*Written instruction*.
Copy out lines with the word "make" from the material that follows.

____

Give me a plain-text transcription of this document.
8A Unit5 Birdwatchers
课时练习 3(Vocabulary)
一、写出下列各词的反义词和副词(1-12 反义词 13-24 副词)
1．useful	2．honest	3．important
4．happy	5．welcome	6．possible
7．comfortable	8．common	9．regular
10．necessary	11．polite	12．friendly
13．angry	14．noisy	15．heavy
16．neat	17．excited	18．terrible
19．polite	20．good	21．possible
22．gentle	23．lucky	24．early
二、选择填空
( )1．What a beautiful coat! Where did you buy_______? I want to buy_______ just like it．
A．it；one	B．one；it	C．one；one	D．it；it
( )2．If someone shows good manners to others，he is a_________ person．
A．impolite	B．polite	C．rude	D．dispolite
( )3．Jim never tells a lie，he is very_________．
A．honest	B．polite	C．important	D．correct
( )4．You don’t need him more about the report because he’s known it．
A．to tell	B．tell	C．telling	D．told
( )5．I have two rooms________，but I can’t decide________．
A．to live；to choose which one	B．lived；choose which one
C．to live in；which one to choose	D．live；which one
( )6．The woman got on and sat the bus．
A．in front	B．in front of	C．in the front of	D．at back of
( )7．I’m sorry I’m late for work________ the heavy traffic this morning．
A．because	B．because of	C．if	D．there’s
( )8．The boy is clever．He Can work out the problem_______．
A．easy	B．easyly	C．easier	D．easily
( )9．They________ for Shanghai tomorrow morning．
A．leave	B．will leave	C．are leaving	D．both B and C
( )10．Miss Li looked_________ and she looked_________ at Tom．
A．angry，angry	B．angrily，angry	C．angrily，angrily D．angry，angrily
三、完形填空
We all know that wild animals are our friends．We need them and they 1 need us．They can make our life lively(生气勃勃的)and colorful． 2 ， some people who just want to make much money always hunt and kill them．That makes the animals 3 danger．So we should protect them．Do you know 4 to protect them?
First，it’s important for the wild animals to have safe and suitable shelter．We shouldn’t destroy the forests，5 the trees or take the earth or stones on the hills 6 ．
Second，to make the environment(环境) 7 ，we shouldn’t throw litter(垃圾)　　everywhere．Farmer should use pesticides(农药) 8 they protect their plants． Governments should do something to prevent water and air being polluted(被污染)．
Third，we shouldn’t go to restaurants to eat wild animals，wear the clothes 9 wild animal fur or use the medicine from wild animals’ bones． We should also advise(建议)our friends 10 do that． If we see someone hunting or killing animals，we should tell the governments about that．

____

*Exercise response*.
We all know that wild animals are our friends．We need them and they 1 need us．They can make our life lively(生气勃勃的)and colorful． 2 ， some people who just want to make much money always hunt and kill them．That makes the animals 3 danger．So we should protect them．Do you know 4 to protect them?
Second，to make the environment(环境) 7 ，we shouldn’t throw litter(垃圾)　　everywhere．Farmer should use pesticides(农药) 8 they protect their plants． Governments should do something to prevent water and air being polluted(被污染)．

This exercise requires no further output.